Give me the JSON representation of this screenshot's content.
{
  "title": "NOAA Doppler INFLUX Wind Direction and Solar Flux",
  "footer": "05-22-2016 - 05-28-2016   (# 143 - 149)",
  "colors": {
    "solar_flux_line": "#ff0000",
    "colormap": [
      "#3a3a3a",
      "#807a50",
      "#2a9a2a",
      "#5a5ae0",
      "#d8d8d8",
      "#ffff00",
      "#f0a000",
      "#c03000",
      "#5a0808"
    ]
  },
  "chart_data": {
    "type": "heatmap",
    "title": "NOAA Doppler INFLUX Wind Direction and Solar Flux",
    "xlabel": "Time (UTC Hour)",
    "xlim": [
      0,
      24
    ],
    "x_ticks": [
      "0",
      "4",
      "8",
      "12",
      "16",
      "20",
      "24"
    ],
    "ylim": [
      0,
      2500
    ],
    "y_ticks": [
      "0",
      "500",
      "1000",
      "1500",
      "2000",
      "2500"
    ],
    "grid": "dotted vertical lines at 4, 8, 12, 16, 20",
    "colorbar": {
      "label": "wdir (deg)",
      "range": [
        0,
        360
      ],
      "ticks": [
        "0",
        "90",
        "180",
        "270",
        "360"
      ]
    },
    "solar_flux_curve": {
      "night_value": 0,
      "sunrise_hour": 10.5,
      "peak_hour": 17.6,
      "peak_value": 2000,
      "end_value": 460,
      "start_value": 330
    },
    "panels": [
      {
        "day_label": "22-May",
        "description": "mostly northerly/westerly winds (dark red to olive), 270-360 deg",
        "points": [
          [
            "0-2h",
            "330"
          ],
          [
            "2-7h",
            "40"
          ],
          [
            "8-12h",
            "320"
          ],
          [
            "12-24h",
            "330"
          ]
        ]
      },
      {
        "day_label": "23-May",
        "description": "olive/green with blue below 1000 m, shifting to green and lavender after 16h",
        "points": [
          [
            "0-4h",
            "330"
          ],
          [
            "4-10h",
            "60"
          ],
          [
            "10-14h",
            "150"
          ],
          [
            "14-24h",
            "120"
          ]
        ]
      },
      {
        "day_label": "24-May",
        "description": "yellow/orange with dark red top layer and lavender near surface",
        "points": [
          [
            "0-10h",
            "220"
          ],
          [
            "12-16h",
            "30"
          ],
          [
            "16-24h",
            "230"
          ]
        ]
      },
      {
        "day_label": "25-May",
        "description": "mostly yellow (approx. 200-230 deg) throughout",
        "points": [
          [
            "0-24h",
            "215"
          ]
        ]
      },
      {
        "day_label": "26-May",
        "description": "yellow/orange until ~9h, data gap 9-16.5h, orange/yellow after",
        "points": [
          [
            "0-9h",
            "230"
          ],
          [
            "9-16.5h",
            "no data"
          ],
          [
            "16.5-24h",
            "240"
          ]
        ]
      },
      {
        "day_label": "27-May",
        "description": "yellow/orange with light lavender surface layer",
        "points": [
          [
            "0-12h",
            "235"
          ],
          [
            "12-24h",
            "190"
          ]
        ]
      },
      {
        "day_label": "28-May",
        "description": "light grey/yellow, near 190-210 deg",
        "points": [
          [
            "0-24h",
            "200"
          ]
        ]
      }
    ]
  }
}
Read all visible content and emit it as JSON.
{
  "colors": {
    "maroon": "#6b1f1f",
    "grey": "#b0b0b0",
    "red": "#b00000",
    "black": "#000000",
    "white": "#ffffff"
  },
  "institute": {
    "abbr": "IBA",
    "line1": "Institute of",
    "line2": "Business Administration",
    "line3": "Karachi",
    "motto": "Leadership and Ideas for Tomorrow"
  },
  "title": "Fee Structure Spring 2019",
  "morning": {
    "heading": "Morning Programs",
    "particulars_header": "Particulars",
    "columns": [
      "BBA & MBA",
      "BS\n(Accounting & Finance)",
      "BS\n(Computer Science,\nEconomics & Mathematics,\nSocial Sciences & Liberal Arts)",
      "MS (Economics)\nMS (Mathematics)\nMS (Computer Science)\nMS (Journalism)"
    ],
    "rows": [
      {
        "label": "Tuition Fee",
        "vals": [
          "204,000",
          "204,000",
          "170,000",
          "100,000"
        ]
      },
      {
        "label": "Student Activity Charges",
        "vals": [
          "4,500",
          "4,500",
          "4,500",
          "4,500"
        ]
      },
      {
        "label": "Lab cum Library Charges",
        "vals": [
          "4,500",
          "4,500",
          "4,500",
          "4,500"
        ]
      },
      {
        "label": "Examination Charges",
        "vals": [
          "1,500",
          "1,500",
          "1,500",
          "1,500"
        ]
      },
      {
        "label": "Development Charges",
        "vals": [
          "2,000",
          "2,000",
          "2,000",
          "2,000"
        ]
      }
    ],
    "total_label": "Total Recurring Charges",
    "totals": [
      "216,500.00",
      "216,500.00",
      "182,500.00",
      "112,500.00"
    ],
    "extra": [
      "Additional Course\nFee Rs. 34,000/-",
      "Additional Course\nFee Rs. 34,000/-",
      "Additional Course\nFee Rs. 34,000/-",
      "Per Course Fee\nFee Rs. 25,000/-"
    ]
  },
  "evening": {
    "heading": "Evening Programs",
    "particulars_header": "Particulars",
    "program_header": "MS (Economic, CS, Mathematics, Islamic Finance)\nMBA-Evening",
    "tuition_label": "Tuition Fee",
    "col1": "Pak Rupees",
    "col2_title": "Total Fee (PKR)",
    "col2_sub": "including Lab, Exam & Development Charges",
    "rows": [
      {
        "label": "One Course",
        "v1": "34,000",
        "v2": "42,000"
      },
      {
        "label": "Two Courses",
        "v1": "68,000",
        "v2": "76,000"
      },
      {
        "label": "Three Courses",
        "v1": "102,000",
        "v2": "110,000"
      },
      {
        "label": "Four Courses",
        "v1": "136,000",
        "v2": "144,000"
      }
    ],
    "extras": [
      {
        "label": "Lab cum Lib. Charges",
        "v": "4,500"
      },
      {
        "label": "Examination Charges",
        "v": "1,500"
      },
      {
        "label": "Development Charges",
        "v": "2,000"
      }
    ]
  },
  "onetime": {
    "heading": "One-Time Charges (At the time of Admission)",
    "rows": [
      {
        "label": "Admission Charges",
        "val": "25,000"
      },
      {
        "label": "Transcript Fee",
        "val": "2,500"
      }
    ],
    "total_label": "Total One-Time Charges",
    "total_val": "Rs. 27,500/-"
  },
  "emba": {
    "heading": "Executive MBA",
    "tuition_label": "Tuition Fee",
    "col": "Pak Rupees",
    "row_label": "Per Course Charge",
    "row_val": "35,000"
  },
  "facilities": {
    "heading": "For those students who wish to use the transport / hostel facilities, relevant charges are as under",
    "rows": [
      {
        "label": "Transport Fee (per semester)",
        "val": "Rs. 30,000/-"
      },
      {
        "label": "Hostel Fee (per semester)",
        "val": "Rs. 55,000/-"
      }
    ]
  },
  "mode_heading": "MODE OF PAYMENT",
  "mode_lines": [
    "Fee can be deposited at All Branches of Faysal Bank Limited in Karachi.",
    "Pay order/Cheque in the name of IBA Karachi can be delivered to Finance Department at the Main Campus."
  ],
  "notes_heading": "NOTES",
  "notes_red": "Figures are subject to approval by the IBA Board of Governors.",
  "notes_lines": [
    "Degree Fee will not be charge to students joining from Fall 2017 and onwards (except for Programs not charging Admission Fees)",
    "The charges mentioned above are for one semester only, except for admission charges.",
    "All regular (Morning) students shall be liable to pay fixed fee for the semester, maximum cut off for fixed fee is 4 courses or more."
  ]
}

• • • • •

REQUEST
Say how many lines of the data include the word "lavender". Nothing other than the number should be given.

ANSWER IN FULL
3